# DIRECTIONS
Write out every record in full, exactly as written, please.

# DATASET ENTRIES

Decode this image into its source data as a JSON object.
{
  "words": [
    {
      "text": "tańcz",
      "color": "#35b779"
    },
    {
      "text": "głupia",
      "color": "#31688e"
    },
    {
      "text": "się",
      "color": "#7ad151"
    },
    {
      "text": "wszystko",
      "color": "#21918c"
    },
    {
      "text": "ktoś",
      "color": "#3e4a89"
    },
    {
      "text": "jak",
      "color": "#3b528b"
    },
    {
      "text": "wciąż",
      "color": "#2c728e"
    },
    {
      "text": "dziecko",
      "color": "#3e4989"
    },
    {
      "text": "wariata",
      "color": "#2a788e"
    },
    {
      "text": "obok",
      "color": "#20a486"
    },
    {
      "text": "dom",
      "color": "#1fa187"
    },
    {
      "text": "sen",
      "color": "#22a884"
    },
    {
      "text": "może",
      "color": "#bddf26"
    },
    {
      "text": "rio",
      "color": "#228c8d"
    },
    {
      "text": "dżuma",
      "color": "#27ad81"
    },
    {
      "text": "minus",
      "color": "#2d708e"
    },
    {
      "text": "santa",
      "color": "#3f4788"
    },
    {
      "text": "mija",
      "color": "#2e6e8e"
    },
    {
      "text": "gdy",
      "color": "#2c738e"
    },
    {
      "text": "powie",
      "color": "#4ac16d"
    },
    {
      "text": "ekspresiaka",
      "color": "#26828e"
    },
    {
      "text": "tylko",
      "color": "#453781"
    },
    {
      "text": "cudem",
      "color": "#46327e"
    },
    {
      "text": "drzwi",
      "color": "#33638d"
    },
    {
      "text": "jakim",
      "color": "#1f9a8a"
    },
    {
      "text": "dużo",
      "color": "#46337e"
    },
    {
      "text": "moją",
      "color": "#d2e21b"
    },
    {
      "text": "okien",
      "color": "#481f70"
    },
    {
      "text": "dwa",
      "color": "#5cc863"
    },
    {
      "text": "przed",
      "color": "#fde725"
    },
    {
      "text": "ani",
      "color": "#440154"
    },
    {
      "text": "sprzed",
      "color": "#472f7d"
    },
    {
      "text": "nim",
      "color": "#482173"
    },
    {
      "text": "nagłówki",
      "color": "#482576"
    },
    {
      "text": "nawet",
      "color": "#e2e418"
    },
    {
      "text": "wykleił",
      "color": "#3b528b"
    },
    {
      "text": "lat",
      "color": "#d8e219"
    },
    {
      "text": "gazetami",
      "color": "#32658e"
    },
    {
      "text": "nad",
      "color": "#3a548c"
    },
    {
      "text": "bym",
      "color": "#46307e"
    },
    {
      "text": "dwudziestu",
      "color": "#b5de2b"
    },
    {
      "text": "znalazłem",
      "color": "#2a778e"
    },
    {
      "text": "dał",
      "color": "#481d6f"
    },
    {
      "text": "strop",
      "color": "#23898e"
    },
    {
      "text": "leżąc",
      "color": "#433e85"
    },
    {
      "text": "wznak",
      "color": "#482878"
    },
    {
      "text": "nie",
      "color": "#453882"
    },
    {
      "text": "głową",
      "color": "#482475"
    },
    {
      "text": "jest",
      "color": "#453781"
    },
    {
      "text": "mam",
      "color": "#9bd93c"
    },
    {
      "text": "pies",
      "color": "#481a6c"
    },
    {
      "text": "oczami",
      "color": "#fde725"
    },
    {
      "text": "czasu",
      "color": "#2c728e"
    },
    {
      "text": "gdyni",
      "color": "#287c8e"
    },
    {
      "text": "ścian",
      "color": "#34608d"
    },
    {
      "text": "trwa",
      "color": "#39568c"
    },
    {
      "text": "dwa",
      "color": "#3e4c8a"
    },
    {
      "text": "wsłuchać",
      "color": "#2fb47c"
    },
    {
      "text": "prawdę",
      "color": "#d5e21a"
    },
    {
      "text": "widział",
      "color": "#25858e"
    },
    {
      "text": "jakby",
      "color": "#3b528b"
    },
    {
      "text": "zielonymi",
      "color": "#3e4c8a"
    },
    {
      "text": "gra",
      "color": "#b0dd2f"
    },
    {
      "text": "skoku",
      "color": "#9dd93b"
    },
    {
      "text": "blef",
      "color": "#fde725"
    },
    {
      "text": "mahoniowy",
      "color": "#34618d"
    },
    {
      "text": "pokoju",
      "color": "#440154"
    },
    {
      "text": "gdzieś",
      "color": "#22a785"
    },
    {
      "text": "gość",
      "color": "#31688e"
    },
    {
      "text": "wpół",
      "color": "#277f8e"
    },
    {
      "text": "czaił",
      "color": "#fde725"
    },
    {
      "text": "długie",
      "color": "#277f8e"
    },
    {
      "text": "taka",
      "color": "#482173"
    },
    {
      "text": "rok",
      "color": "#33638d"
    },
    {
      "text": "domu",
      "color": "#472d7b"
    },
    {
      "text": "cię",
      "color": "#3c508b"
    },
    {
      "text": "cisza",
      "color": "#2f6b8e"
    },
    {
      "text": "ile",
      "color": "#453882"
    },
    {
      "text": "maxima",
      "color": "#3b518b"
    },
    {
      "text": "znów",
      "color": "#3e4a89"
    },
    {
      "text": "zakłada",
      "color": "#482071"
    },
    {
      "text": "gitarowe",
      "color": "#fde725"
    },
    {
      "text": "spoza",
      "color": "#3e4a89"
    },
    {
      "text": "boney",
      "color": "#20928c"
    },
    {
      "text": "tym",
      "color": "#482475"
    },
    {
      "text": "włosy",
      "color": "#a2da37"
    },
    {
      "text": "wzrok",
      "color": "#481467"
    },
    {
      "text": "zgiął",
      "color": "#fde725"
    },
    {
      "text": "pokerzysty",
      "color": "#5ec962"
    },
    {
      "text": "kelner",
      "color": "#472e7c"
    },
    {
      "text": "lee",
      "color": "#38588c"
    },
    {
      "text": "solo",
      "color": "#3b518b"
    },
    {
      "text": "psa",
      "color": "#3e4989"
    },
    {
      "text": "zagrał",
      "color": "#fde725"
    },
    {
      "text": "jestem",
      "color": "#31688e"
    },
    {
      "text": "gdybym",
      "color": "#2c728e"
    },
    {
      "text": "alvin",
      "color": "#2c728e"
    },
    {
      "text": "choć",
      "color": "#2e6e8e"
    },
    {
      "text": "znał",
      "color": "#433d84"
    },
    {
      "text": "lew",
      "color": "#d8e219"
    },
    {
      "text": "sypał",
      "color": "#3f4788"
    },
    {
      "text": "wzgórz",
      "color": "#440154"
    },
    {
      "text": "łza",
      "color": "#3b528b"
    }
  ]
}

# SOLUTION TO THIS PROBLEM
Decode this image into its source data as a JSON object.
{
  "words": [
    {
      "text": "tańcz",
      "color": "#35b779"
    },
    {
      "text": "głupia",
      "color": "#31688e"
    },
    {
      "text": "się",
      "color": "#7ad151"
    },
    {
      "text": "wszystko",
      "color": "#21918c"
    },
    {
      "text": "ktoś",
      "color": "#3e4a89"
    },
    {
      "text": "jak",
      "color": "#3b528b"
    },
    {
      "text": "wciąż",
      "color": "#2c728e"
    },
    {
      "text": "dziecko",
      "color": "#3e4989"
    },
    {
      "text": "wariata",
      "color": "#2a788e"
    },
    {
      "text": "obok",
      "color": "#20a486"
    },
    {
      "text": "dom",
      "color": "#1fa187"
    },
    {
      "text": "sen",
      "color": "#22a884"
    },
    {
      "text": "może",
      "color": "#bddf26"
    },
    {
      "text": "rio",
      "color": "#228c8d"
    },
    {
      "text": "dżuma",
      "color": "#27ad81"
    },
    {
      "text": "minus",
      "color": "#2d708e"
    },
    {
      "text": "santa",
      "color": "#3f4788"
    },
    {
      "text": "mija",
      "color": "#2e6e8e"
    },
    {
      "text": "gdy",
      "color": "#2c738e"
    },
    {
      "text": "powie",
      "color": "#4ac16d"
    },
    {
      "text": "ekspresiaka",
      "color": "#26828e"
    },
    {
      "text": "tylko",
      "color": "#453781"
    },
    {
      "text": "cudem",
      "color": "#46327e"
    },
    {
      "text": "drzwi",
      "color": "#33638d"
    },
    {
      "text": "jakim",
      "color": "#1f9a8a"
    },
    {
      "text": "dużo",
      "color": "#46337e"
    },
    {
      "text": "moją",
      "color": "#d2e21b"
    },
    {
      "text": "okien",
      "color": "#481f70"
    },
    {
      "text": "dwa",
      "color": "#5cc863"
    },
    {
      "text": "przed",
      "color": "#fde725"
    },
    {
      "text": "ani",
      "color": "#440154"
    },
    {
      "text": "sprzed",
      "color": "#472f7d"
    },
    {
      "text": "nim",
      "color": "#482173"
    },
    {
      "text": "nagłówki",
      "color": "#482576"
    },
    {
      "text": "nawet",
      "color": "#e2e418"
    },
    {
      "text": "wykleił",
      "color": "#3b528b"
    },
    {
      "text": "lat",
      "color": "#d8e219"
    },
    {
      "text": "gazetami",
      "color": "#32658e"
    },
    {
      "text": "nad",
      "color": "#3a548c"
    },
    {
      "text": "bym",
      "color": "#46307e"
    },
    {
      "text": "dwudziestu",
      "color": "#b5de2b"
    },
    {
      "text": "znalazłem",
      "color": "#2a778e"
    },
    {
      "text": "dał",
      "color": "#481d6f"
    },
    {
      "text": "strop",
      "color": "#23898e"
    },
    {
      "text": "leżąc",
      "color": "#433e85"
    },
    {
      "text": "wznak",
      "color": "#482878"
    },
    {
      "text": "nie",
      "color": "#453882"
    },
    {
      "text": "głową",
      "color": "#482475"
    },
    {
      "text": "jest",
      "color": "#453781"
    },
    {
      "text": "mam",
      "color": "#9bd93c"
    },
    {
      "text": "pies",
      "color": "#481a6c"
    },
    {
      "text": "oczami",
      "color": "#fde725"
    },
    {
      "text": "czasu",
      "color": "#2c728e"
    },
    {
      "text": "gdyni",
      "color": "#287c8e"
    },
    {
      "text": "ścian",
      "color": "#34608d"
    },
    {
      "text": "trwa",
      "color": "#39568c"
    },
    {
      "text": "dwa",
      "color": "#3e4c8a"
    },
    {
      "text": "wsłuchać",
      "color": "#2fb47c"
    },
    {
      "text": "prawdę",
      "color": "#d5e21a"
    },
    {
      "text": "widział",
      "color": "#25858e"
    },
    {
      "text": "jakby",
      "color": "#3b528b"
    },
    {
      "text": "zielonymi",
      "color": "#3e4c8a"
    },
    {
      "text": "gra",
      "color": "#b0dd2f"
    },
    {
      "text": "skoku",
      "color": "#9dd93b"
    },
    {
      "text": "blef",
      "color": "#fde725"
    },
    {
      "text": "mahoniowy",
      "color": "#34618d"
    },
    {
      "text": "pokoju",
      "color": "#440154"
    },
    {
      "text": "gdzieś",
      "color": "#22a785"
    },
    {
      "text": "gość",
      "color": "#31688e"
    },
    {
      "text": "wpół",
      "color": "#277f8e"
    },
    {
      "text": "czaił",
      "color": "#fde725"
    },
    {
      "text": "długie",
      "color": "#277f8e"
    },
    {
      "text": "taka",
      "color": "#482173"
    },
    {
      "text": "rok",
      "color": "#33638d"
    },
    {
      "text": "domu",
      "color": "#472d7b"
    },
    {
      "text": "cię",
      "color": "#3c508b"
    },
    {
      "text": "cisza",
      "color": "#2f6b8e"
    },
    {
      "text": "ile",
      "color": "#453882"
    },
    {
      "text": "maxima",
      "color": "#3b518b"
    },
    {
      "text": "znów",
      "color": "#3e4a89"
    },
    {
      "text": "zakłada",
      "color": "#482071"
    },
    {
      "text": "gitarowe",
      "color": "#fde725"
    },
    {
      "text": "spoza",
      "color": "#3e4a89"
    },
    {
      "text": "boney",
      "color": "#20928c"
    },
    {
      "text": "tym",
      "color": "#482475"
    },
    {
      "text": "włosy",
      "color": "#a2da37"
    },
    {
      "text": "wzrok",
      "color": "#481467"
    },
    {
      "text": "zgiął",
      "color": "#fde725"
    },
    {
      "text": "pokerzysty",
      "color": "#5ec962"
    },
    {
      "text": "kelner",
      "color": "#472e7c"
    },
    {
      "text": "lee",
      "color": "#38588c"
    },
    {
      "text": "solo",
      "color": "#3b518b"
    },
    {
      "text": "psa",
      "color": "#3e4989"
    },
    {
      "text": "zagrał",
      "color": "#fde725"
    },
    {
      "text": "jestem",
      "color": "#31688e"
    },
    {
      "text": "gdybym",
      "color": "#2c728e"
    },
    {
      "text": "alvin",
      "color": "#2c728e"
    },
    {
      "text": "choć",
      "color": "#2e6e8e"
    },
    {
      "text": "znał",
      "color": "#433d84"
    },
    {
      "text": "lew",
      "color": "#d8e219"
    },
    {
      "text": "sypał",
      "color": "#3f4788"
    },
    {
      "text": "wzgórz",
      "color": "#440154"
    },
    {
      "text": "łza",
      "color": "#3b528b"
    }
  ]
}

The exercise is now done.